▶ **Source records**:
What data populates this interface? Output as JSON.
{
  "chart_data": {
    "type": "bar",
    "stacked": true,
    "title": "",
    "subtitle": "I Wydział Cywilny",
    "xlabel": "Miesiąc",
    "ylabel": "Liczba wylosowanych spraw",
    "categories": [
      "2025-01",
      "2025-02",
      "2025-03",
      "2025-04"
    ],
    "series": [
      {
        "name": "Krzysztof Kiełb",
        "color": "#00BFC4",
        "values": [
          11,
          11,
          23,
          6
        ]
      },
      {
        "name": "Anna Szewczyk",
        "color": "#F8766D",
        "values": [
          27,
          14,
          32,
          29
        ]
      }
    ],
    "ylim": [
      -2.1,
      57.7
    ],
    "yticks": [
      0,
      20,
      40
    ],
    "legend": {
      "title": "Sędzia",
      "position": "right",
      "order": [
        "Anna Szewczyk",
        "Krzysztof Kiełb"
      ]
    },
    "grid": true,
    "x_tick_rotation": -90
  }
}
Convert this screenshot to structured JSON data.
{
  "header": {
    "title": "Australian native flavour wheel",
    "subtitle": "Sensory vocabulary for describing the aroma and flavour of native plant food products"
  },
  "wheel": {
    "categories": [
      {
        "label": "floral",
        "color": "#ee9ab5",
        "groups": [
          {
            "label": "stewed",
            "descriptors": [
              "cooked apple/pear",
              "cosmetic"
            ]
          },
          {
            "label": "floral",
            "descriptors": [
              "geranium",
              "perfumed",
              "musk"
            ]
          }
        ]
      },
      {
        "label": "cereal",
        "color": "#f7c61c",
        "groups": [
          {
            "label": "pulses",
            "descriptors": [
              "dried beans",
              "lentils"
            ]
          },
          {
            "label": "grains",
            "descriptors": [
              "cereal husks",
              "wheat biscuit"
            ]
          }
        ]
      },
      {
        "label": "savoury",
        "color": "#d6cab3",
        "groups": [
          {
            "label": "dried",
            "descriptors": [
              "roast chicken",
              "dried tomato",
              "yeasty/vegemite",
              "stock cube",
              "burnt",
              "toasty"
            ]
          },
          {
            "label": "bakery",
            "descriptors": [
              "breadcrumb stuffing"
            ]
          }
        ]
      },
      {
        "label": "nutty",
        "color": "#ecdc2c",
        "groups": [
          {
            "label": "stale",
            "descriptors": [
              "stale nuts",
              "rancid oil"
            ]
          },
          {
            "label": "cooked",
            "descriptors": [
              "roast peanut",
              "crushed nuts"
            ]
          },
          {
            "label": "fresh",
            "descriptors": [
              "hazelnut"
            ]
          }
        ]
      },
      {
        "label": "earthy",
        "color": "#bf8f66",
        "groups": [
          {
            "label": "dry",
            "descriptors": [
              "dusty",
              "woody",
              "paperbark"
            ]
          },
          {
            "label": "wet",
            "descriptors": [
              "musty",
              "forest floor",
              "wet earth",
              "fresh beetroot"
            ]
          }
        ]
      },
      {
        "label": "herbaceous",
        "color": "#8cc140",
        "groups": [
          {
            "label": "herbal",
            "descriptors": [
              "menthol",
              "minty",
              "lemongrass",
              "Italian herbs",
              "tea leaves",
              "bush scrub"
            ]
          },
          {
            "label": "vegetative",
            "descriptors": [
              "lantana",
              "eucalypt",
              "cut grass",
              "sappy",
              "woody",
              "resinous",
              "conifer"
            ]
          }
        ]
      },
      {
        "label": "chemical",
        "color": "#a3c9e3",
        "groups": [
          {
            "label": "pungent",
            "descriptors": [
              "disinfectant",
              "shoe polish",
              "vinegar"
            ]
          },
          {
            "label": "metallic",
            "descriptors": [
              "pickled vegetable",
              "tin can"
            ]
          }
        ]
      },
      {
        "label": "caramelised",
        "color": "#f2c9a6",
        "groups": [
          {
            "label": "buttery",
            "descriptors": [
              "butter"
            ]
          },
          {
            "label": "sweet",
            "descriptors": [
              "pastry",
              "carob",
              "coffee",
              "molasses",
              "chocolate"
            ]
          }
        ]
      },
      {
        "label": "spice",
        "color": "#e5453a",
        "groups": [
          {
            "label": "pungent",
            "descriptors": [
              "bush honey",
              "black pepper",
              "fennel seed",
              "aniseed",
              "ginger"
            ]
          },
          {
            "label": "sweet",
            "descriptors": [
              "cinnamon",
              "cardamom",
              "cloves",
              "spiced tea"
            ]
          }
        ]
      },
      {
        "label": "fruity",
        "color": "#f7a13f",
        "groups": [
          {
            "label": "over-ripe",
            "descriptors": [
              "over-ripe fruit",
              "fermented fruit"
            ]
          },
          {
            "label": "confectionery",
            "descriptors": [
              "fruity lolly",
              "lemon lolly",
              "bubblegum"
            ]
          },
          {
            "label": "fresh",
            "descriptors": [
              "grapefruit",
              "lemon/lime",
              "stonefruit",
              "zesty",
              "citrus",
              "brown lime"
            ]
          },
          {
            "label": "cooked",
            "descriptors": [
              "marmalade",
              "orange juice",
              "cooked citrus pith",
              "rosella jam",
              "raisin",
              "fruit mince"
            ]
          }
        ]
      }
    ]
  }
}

▶ **Stated problem**:
Retype the whole listing above exactly.

▶ **Task result**:
What data populates this interface? Output as JSON.
{
  "chart_data": {
    "type": "bar",
    "stacked": true,
    "title": "",
    "subtitle": "I Wydział Cywilny",
    "xlabel": "Miesiąc",
    "ylabel": "Liczba wylosowanych spraw",
    "categories": [
      "2025-01",
      "2025-02",
      "2025-03",
      "2025-04"
    ],
    "series": [
      {
        "name": "Krzysztof Kiełb",
        "color": "#00BFC4",
        "values": [
          11,
          11,
          23,
          6
        ]
      },
      {
        "name": "Anna Szewczyk",
        "color": "#F8766D",
        "values": [
          27,
          14,
          32,
          29
        ]
      }
    ],
    "ylim": [
      -2.1,
      57.7
    ],
    "yticks": [
      0,
      20,
      40
    ],
    "legend": {
      "title": "Sędzia",
      "position": "right",
      "order": [
        "Anna Szewczyk",
        "Krzysztof Kiełb"
      ]
    },
    "grid": true,
    "x_tick_rotation": -90
  }
}
Convert this screenshot to structured JSON data.
{
  "header": {
    "title": "Australian native flavour wheel",
    "subtitle": "Sensory vocabulary for describing the aroma and flavour of native plant food products"
  },
  "wheel": {
    "categories": [
      {
        "label": "floral",
        "color": "#ee9ab5",
        "groups": [
          {
            "label": "stewed",
            "descriptors": [
              "cooked apple/pear",
              "cosmetic"
            ]
          },
          {
            "label": "floral",
            "descriptors": [
              "geranium",
              "perfumed",
              "musk"
            ]
          }
        ]
      },
      {
        "label": "cereal",
        "color": "#f7c61c",
        "groups": [
          {
            "label": "pulses",
            "descriptors": [
              "dried beans",
              "lentils"
            ]
          },
          {
            "label": "grains",
            "descriptors": [
              "cereal husks",
              "wheat biscuit"
            ]
          }
        ]
      },
      {
        "label": "savoury",
        "color": "#d6cab3",
        "groups": [
          {
            "label": "dried",
            "descriptors": [
              "roast chicken",
              "dried tomato",
              "yeasty/vegemite",
              "stock cube",
              "burnt",
              "toasty"
            ]
          },
          {
            "label": "bakery",
            "descriptors": [
              "breadcrumb stuffing"
            ]
          }
        ]
      },
      {
        "label": "nutty",
        "color": "#ecdc2c",
        "groups": [
          {
            "label": "stale",
            "descriptors": [
              "stale nuts",
              "rancid oil"
            ]
          },
          {
            "label": "cooked",
            "descriptors": [
              "roast peanut",
              "crushed nuts"
            ]
          },
          {
            "label": "fresh",
            "descriptors": [
              "hazelnut"
            ]
          }
        ]
      },
      {
        "label": "earthy",
        "color": "#bf8f66",
        "groups": [
          {
            "label": "dry",
            "descriptors": [
              "dusty",
              "woody",
              "paperbark"
            ]
          },
          {
            "label": "wet",
            "descriptors": [
              "musty",
              "forest floor",
              "wet earth",
              "fresh beetroot"
            ]
          }
        ]
      },
      {
        "label": "herbaceous",
        "color": "#8cc140",
        "groups": [
          {
            "label": "herbal",
            "descriptors": [
              "menthol",
              "minty",
              "lemongrass",
              "Italian herbs",
              "tea leaves",
              "bush scrub"
            ]
          },
          {
            "label": "vegetative",
            "descriptors": [
              "lantana",
              "eucalypt",
              "cut grass",
              "sappy",
              "woody",
              "resinous",
              "conifer"
            ]
          }
        ]
      },
      {
        "label": "chemical",
        "color": "#a3c9e3",
        "groups": [
          {
            "label": "pungent",
            "descriptors": [
              "disinfectant",
              "shoe polish",
              "vinegar"
            ]
          },
          {
            "label": "metallic",
            "descriptors": [
              "pickled vegetable",
              "tin can"
            ]
          }
        ]
      },
      {
        "label": "caramelised",
        "color": "#f2c9a6",
        "groups": [
          {
            "label": "buttery",
            "descriptors": [
              "butter"
            ]
          },
          {
            "label": "sweet",
            "descriptors": [
              "pastry",
              "carob",
              "coffee",
              "molasses",
              "chocolate"
            ]
          }
        ]
      },
      {
        "label": "spice",
        "color": "#e5453a",
        "groups": [
          {
            "label": "pungent",
            "descriptors": [
              "bush honey",
              "black pepper",
              "fennel seed",
              "aniseed",
              "ginger"
            ]
          },
          {
            "label": "sweet",
            "descriptors": [
              "cinnamon",
              "cardamom",
              "cloves",
              "spiced tea"
            ]
          }
        ]
      },
      {
        "label": "fruity",
        "color": "#f7a13f",
        "groups": [
          {
            "label": "over-ripe",
            "descriptors": [
              "over-ripe fruit",
              "fermented fruit"
            ]
          },
          {
            "label": "confectionery",
            "descriptors": [
              "fruity lolly",
              "lemon lolly",
              "bubblegum"
            ]
          },
          {
            "label": "fresh",
            "descriptors": [
              "grapefruit",
              "lemon/lime",
              "stonefruit",
              "zesty",
              "citrus",
              "brown lime"
            ]
          },
          {
            "label": "cooked",
            "descriptors": [
              "marmalade",
              "orange juice",
              "cooked citrus pith",
              "rosella jam",
              "raisin",
              "fruit mince"
            ]
          }
        ]
      }
    ]
  }
}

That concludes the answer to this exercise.